# DATA PROVIDED start

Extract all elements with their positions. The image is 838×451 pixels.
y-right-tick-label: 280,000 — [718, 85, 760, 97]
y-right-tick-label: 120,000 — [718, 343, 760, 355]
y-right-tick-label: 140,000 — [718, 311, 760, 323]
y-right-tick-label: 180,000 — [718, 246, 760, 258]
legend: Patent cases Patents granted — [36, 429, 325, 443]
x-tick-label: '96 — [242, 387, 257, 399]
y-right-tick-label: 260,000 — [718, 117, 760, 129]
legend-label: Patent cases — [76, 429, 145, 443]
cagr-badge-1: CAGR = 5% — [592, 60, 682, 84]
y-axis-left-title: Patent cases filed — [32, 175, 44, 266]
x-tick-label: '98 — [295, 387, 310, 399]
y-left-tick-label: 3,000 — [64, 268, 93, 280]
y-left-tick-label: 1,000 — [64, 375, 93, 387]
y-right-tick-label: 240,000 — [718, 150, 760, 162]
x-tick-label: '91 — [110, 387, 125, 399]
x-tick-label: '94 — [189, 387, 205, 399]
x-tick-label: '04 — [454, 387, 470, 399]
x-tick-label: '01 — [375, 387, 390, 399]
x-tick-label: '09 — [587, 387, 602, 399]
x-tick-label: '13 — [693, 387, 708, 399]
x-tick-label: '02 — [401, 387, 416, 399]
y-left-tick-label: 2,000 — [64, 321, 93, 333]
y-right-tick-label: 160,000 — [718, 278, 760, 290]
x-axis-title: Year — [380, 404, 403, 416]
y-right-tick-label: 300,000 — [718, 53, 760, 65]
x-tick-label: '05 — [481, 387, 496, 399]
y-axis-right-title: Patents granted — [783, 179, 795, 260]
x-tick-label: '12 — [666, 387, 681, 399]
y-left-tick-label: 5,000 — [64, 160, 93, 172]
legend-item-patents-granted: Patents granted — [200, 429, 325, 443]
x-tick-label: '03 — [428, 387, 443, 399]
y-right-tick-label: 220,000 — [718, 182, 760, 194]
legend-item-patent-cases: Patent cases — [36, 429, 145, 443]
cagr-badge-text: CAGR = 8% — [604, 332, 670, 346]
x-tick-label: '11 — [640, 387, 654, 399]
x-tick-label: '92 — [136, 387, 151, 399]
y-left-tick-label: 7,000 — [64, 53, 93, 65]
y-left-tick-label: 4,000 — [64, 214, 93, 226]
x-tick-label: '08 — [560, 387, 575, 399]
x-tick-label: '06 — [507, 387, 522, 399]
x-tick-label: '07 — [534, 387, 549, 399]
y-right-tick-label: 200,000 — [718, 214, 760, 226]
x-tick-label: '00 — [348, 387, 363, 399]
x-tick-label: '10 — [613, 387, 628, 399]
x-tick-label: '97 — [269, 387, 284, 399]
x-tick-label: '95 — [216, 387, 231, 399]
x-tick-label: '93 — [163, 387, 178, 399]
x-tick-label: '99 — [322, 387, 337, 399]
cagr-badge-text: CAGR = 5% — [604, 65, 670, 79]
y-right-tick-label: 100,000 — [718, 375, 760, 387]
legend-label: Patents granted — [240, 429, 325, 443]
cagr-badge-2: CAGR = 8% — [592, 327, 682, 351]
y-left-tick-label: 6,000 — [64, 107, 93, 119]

# DATA PROVIDED end
# DATA PROVIDED start

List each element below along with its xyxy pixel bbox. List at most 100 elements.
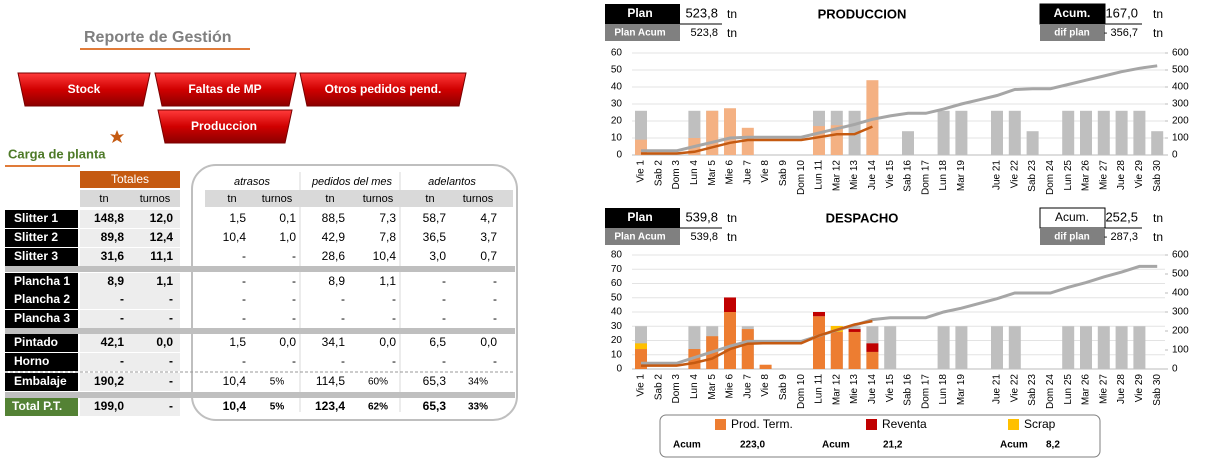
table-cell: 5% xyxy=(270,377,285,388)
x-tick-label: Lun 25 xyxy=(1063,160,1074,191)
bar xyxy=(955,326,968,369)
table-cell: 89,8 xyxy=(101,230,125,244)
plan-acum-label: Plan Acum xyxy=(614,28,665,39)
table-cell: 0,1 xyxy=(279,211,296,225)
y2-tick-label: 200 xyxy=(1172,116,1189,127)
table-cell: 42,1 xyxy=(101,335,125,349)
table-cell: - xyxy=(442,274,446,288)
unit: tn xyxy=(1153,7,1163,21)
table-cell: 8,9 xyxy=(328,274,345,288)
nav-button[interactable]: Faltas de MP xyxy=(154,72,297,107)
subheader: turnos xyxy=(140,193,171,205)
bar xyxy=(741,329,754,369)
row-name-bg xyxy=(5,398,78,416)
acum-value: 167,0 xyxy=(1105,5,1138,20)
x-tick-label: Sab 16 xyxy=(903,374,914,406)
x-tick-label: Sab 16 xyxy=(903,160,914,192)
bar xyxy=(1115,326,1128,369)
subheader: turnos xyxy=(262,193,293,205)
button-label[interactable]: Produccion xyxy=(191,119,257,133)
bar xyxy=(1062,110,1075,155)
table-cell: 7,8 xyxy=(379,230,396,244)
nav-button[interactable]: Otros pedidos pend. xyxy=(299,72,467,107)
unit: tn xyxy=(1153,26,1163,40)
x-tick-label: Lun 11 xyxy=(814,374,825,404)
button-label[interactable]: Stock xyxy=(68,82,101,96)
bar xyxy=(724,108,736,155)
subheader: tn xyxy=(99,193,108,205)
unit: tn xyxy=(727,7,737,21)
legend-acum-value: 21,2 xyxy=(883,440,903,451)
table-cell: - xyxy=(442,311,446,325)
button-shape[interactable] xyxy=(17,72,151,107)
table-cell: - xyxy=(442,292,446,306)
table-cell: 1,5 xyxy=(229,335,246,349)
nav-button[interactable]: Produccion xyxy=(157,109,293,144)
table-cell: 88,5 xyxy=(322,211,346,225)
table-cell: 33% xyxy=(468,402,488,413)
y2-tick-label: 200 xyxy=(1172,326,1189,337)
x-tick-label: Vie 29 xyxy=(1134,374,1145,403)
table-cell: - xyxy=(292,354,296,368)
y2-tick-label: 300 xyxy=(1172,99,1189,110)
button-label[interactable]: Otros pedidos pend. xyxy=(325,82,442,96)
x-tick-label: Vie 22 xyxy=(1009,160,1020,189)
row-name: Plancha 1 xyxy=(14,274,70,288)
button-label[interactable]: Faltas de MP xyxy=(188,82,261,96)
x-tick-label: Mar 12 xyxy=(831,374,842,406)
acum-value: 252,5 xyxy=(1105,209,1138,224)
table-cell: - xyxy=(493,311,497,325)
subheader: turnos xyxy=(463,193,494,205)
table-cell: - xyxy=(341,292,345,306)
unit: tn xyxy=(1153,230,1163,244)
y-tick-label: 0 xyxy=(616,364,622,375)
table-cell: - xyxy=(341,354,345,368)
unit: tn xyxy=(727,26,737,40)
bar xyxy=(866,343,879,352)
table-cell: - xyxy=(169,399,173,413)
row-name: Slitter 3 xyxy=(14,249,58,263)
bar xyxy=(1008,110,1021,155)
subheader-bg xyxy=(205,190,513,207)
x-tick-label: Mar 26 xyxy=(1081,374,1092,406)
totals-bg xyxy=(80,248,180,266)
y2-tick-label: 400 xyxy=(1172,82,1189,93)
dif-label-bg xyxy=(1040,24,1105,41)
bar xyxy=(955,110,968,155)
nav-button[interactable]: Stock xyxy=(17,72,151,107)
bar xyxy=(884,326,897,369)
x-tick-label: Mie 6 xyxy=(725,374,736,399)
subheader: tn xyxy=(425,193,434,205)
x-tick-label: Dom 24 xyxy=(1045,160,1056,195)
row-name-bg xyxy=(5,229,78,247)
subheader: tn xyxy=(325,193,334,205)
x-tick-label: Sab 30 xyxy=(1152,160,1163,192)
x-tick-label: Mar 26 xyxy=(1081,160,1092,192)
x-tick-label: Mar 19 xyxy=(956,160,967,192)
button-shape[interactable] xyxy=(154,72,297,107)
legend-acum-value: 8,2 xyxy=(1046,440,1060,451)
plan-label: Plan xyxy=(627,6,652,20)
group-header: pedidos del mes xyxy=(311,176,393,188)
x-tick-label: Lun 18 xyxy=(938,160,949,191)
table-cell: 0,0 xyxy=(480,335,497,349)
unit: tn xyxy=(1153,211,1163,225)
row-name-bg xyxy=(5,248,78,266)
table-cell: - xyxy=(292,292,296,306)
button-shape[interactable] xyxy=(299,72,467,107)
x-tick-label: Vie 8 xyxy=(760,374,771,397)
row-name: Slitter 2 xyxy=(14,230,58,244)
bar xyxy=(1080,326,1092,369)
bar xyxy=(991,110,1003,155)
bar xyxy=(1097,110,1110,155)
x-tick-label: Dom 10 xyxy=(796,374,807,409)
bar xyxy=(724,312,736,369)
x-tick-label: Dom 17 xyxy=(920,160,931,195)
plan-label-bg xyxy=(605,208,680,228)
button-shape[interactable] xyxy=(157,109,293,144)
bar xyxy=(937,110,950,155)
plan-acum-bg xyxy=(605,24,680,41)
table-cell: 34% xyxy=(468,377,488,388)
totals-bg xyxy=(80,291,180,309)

# DATA PROVIDED end

**THE EXERCISE**
Write out the items from the line with "table-cell: 5% xyxy=(270,377,285,388)" to the line with "unit: tn xyxy=(1153,7,1163,21)" exactly as they appear.

**EXERCISE SOLUTION**
table-cell: 5% xyxy=(270,377,285,388)
x-tick-label: Lun 25 xyxy=(1063,160,1074,191)
bar xyxy=(955,326,968,369)
table-cell: 89,8 xyxy=(101,230,125,244)
plan-acum-label: Plan Acum xyxy=(614,28,665,39)
table-cell: 0,1 xyxy=(279,211,296,225)
y2-tick-label: 200 xyxy=(1172,116,1189,127)
table-cell: 42,1 xyxy=(101,335,125,349)
table-cell: - xyxy=(442,274,446,288)
unit: tn xyxy=(1153,7,1163,21)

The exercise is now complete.